STATED GOAL: Switch "interactable" to "clickable" in the rows from the line containing "Itemize the components" through the line containing "385, 692, 407]", and write out only those lines again with nothing else changed. Leave the pictures out of your answer.

GIVEN ENTRIES:
-- -- --

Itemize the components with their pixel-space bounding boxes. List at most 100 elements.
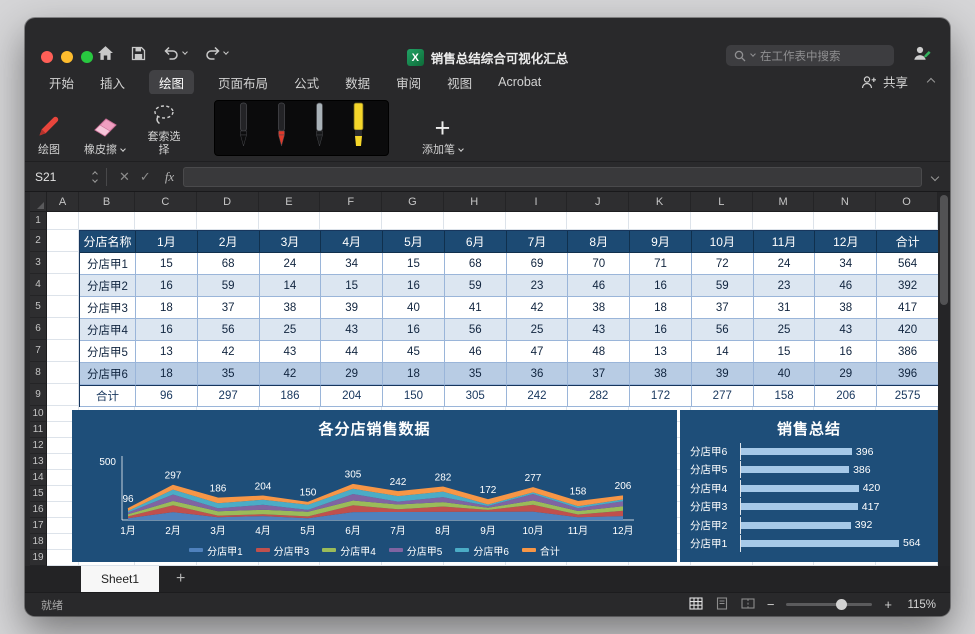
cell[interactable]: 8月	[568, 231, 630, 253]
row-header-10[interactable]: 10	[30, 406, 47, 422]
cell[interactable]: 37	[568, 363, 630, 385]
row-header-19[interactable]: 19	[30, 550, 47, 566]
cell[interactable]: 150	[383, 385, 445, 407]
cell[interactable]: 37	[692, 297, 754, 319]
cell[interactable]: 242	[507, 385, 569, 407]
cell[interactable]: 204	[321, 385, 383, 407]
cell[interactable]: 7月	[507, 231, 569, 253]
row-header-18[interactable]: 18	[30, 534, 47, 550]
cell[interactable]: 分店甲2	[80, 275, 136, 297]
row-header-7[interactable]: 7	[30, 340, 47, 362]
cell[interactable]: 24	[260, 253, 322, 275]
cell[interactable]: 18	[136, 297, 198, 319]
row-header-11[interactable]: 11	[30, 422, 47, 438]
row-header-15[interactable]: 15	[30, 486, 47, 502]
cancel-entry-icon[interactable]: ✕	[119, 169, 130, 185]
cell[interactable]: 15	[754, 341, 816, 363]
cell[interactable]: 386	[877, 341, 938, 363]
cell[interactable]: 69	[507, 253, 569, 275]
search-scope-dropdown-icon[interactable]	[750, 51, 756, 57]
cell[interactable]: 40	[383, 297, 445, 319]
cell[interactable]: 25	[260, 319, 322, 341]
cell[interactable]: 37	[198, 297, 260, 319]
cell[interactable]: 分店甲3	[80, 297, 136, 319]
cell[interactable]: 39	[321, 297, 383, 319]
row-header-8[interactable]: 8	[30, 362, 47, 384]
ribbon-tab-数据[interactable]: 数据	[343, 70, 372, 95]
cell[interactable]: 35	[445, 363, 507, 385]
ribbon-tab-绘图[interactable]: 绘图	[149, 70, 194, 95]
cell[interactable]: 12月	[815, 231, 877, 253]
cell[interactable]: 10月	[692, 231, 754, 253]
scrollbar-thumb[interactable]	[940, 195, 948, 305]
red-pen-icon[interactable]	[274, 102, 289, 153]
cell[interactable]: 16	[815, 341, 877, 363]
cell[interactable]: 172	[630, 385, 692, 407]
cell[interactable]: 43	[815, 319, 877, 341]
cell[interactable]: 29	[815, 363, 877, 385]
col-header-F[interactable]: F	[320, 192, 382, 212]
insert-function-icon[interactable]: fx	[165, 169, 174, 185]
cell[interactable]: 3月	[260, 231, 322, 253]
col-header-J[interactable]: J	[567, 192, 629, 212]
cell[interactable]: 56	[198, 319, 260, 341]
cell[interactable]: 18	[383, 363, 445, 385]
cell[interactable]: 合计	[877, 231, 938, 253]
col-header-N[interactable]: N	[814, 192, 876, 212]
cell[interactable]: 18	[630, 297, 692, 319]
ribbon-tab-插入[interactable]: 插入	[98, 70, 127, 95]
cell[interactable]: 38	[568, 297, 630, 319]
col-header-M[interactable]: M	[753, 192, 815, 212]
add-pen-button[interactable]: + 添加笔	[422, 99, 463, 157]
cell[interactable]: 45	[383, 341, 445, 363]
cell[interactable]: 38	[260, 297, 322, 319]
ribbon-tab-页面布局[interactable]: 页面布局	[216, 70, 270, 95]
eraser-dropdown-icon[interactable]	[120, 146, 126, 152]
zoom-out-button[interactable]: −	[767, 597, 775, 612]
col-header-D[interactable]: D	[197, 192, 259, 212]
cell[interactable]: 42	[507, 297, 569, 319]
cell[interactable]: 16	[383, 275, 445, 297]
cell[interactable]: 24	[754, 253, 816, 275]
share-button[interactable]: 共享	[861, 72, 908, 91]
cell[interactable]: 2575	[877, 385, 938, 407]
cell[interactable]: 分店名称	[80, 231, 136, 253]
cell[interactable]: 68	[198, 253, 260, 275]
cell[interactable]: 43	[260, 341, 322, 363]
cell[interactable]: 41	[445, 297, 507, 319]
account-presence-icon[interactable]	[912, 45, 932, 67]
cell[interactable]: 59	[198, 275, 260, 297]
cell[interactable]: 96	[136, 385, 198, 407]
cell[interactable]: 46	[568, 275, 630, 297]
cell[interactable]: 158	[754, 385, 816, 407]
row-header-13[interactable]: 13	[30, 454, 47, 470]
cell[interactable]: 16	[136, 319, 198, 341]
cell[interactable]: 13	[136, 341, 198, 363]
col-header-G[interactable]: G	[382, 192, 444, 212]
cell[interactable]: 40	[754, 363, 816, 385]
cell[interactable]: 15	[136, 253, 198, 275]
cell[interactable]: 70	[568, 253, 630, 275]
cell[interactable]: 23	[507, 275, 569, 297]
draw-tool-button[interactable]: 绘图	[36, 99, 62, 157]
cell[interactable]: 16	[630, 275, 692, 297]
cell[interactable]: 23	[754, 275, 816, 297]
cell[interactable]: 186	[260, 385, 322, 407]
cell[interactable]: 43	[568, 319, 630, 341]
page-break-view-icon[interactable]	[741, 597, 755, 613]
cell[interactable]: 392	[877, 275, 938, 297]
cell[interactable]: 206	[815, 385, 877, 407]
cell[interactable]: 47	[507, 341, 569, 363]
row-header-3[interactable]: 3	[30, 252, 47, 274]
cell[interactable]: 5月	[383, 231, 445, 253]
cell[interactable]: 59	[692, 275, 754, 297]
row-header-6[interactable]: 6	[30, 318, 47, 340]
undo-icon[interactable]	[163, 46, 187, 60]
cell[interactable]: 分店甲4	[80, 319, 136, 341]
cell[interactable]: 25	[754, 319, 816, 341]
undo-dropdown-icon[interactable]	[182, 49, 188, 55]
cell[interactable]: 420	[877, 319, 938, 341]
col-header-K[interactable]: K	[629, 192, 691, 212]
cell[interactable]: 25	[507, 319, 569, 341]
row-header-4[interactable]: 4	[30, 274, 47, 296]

-- -- --

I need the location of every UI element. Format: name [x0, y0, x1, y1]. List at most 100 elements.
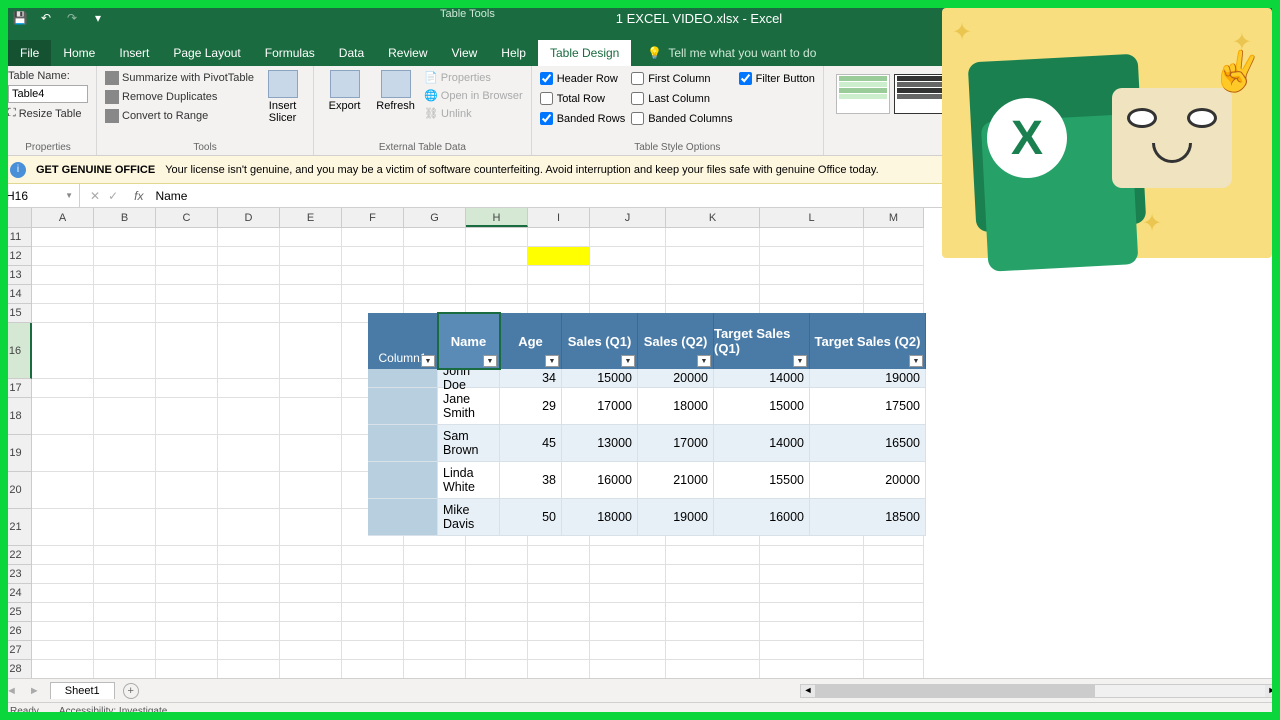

-- -- --

COMPLETE ANSWER:
Itemize the components with their pixel-space bounding boxes. List at most 100 elements.
cell[clickable]: 8月	[568, 231, 630, 253]
row-header-10[clickable]: 10	[30, 406, 47, 422]
cell[clickable]: 37	[568, 363, 630, 385]
row-header-19[clickable]: 19	[30, 550, 47, 566]
cell[clickable]: 150	[383, 385, 445, 407]
cell[clickable]: 37	[692, 297, 754, 319]
cell[clickable]: 242	[507, 385, 569, 407]
cell[clickable]: 204	[321, 385, 383, 407]
cell[clickable]: 7月	[507, 231, 569, 253]
row-header-18[clickable]: 18	[30, 534, 47, 550]
cell[clickable]: 分店甲2	[80, 275, 136, 297]
row-header-7[clickable]: 7	[30, 340, 47, 362]
cell[clickable]: 24	[260, 253, 322, 275]
cell[clickable]: 18	[136, 297, 198, 319]
row-header-11[clickable]: 11	[30, 422, 47, 438]
row-header-15[clickable]: 15	[30, 486, 47, 502]
cancel-entry-icon[clickable]: ✕	[119, 169, 130, 185]
cell[clickable]: 15	[754, 341, 816, 363]
cell[clickable]: 386	[877, 341, 938, 363]
cell[clickable]: 69	[507, 253, 569, 275]
search-scope-dropdown-icon[clickable]	[750, 51, 756, 57]
cell[clickable]: 40	[383, 297, 445, 319]
cell[clickable]: 25	[260, 319, 322, 341]
cell[clickable]: 37	[198, 297, 260, 319]
cell[clickable]: 分店甲3	[80, 297, 136, 319]
cell[clickable]: 39	[321, 297, 383, 319]
row-header-8[clickable]: 8	[30, 362, 47, 384]
ribbon-tab-数据[clickable]: 数据	[343, 70, 372, 95]
cell[clickable]: 35	[445, 363, 507, 385]
ribbon-tab-绘图[clickable]: 绘图	[149, 70, 194, 95]
cell[clickable]: 12月	[815, 231, 877, 253]
cell[clickable]: 10月	[692, 231, 754, 253]
scrollbar-thumb[clickable]	[940, 195, 948, 305]
red-pen-icon[clickable]	[274, 102, 289, 153]
cell[clickable]: 16	[815, 341, 877, 363]
cell[clickable]: 172	[630, 385, 692, 407]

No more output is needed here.